* **DATA ROWS**:
==*==

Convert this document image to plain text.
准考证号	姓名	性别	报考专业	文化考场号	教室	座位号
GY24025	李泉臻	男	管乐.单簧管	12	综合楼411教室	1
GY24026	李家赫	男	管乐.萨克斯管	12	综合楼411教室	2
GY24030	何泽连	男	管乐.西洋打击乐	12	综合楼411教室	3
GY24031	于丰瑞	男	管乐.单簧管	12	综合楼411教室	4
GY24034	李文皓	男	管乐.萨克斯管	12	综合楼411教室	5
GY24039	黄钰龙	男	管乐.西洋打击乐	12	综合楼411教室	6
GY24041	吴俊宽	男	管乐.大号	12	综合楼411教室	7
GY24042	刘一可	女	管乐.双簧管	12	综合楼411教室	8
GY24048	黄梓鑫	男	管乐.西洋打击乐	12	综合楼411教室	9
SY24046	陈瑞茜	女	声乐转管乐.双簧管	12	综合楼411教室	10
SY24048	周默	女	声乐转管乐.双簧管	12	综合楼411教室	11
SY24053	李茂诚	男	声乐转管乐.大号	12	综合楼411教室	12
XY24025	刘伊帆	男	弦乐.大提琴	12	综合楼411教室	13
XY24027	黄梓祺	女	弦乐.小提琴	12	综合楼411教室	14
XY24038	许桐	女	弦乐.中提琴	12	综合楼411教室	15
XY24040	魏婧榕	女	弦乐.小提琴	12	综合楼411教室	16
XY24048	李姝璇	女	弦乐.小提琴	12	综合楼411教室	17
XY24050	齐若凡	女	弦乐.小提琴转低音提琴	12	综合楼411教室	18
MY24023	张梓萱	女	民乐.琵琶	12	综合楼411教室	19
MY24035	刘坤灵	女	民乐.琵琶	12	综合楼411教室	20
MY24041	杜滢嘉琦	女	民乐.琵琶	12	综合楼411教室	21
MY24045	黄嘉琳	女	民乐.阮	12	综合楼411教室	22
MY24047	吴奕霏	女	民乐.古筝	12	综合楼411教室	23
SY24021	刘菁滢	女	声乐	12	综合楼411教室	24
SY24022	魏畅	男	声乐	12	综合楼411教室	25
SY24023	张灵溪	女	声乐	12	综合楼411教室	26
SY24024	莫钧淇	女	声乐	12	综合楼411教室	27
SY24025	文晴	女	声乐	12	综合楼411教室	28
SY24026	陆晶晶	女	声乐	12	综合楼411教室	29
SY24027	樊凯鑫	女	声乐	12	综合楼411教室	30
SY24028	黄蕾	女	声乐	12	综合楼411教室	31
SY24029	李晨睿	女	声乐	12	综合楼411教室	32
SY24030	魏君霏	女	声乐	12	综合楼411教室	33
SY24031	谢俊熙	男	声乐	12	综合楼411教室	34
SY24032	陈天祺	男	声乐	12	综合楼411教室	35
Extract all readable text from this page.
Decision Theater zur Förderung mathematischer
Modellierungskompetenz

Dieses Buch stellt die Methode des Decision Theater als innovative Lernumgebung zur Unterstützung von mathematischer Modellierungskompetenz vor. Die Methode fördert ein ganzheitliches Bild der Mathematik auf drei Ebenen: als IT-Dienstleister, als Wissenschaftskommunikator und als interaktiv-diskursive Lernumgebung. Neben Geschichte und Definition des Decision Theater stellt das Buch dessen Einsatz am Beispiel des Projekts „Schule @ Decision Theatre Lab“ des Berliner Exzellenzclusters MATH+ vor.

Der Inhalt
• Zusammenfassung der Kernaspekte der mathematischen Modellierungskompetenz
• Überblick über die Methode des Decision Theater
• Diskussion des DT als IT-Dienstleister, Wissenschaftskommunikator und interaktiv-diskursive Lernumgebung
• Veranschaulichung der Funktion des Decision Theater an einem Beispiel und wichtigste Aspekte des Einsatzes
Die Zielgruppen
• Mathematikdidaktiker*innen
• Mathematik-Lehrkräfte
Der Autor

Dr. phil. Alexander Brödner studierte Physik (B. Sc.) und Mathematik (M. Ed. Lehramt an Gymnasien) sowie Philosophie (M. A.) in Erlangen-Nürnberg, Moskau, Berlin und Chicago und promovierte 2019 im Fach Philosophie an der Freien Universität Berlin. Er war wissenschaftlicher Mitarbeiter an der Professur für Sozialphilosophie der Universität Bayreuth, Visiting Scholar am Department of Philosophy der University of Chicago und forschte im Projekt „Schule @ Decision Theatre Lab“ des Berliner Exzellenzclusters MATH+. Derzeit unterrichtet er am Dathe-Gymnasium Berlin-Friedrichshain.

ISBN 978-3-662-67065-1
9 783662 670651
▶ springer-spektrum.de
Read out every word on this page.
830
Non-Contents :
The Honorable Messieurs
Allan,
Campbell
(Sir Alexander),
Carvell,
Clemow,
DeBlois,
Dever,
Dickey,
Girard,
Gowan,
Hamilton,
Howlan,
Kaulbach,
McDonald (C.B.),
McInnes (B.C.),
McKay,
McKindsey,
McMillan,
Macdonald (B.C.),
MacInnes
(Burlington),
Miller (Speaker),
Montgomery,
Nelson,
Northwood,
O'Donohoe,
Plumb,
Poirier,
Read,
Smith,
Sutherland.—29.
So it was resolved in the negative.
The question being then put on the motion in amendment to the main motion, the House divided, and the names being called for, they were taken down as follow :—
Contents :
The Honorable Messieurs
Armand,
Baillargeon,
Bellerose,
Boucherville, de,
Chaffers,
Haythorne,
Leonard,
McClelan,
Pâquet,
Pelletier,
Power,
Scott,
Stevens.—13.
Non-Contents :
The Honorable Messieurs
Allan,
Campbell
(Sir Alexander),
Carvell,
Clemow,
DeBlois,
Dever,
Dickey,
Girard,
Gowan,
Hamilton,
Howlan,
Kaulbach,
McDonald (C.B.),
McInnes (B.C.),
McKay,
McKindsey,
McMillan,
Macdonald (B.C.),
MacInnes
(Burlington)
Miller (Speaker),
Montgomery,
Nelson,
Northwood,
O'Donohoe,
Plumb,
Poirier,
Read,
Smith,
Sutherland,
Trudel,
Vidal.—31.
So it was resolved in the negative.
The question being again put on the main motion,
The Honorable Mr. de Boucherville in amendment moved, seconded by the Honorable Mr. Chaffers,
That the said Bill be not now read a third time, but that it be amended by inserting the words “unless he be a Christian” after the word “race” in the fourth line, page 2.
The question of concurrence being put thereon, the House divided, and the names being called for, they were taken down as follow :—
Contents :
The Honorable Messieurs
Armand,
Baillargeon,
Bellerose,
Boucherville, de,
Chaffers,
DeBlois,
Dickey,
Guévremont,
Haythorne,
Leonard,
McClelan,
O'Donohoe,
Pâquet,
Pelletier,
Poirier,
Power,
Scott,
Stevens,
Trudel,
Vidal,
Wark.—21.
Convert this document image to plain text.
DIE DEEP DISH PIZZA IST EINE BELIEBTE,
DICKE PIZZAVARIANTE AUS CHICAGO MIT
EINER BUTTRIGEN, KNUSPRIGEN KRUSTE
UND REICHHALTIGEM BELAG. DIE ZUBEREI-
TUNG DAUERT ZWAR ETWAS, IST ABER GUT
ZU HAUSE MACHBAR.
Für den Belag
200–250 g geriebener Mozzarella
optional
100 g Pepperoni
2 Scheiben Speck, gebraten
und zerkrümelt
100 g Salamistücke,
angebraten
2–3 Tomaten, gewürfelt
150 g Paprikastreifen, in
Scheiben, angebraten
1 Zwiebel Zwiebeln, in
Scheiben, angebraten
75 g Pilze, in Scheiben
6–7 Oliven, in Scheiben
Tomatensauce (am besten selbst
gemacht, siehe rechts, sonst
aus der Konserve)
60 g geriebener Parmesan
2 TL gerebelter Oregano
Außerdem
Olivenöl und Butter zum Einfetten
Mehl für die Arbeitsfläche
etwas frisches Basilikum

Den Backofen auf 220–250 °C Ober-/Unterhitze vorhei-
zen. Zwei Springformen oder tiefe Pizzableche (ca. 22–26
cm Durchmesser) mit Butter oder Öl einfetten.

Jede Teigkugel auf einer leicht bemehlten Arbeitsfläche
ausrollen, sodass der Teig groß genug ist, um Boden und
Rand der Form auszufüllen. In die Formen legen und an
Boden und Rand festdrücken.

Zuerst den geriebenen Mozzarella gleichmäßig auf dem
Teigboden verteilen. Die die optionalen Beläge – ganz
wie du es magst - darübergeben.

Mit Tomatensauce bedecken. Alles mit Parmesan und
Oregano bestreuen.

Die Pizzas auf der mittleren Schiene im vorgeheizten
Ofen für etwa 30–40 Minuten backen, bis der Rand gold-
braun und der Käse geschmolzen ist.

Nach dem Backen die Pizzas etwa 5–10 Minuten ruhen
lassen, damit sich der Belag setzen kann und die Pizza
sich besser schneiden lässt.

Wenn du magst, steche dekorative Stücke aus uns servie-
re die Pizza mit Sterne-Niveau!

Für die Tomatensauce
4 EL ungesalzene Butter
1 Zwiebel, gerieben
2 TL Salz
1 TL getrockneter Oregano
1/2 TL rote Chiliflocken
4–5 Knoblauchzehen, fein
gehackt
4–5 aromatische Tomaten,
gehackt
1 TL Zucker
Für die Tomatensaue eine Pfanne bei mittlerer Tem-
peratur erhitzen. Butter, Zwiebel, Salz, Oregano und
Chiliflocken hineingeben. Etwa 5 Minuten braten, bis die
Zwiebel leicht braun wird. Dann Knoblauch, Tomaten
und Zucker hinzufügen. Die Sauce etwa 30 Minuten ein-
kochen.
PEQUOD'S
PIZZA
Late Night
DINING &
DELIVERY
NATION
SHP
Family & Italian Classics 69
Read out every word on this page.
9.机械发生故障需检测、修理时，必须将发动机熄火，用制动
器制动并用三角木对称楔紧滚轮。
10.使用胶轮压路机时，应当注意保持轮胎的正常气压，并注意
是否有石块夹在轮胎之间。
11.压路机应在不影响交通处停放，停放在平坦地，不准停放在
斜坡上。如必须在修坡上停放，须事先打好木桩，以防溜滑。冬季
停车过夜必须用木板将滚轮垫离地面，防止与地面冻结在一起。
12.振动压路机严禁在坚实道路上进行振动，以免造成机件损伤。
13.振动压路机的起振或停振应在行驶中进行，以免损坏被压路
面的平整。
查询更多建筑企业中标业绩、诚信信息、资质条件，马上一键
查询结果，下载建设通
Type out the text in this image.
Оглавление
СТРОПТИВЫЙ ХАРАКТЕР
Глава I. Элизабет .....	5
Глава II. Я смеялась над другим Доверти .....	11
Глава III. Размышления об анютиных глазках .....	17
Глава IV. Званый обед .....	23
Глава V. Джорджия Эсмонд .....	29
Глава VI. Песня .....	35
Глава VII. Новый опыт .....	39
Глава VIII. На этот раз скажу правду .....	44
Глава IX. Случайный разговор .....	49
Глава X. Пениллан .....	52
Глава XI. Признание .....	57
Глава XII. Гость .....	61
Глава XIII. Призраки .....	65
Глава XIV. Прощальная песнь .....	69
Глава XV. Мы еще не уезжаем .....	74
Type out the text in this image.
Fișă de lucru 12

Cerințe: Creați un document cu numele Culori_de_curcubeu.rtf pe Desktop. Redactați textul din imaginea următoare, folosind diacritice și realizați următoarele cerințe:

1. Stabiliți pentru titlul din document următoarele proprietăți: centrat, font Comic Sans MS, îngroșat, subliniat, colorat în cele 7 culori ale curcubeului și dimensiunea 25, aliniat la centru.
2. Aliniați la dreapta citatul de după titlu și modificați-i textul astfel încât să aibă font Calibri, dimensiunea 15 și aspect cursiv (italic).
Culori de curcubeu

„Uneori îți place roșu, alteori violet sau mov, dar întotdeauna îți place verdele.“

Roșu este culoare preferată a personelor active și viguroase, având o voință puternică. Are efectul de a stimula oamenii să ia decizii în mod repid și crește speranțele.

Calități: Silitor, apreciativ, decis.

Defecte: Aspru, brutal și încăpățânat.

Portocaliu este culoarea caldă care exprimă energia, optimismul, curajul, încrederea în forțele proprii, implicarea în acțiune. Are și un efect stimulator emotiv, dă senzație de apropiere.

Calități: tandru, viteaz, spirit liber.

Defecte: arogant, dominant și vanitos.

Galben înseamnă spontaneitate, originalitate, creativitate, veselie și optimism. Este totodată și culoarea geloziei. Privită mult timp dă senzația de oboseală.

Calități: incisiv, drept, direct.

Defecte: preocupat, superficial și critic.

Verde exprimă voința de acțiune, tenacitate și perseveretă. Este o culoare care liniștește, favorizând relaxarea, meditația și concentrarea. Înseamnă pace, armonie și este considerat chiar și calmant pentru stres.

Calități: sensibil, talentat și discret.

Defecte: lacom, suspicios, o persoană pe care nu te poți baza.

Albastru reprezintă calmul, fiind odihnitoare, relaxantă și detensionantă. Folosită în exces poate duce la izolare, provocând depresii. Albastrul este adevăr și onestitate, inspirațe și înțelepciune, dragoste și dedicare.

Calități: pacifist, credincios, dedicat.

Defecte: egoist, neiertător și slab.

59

==*==

* **DIRECTIONS**: Look through the entries above; copy each line where the string "names" appears.

* **FULL ANSWER**:
The question being then put on the motion in amendment to the main motion, the House divided, and the names being called for, they were taken down as follow :—
The question of concurrence being put thereon, the House divided, and the names being called for, they were taken down as follow :—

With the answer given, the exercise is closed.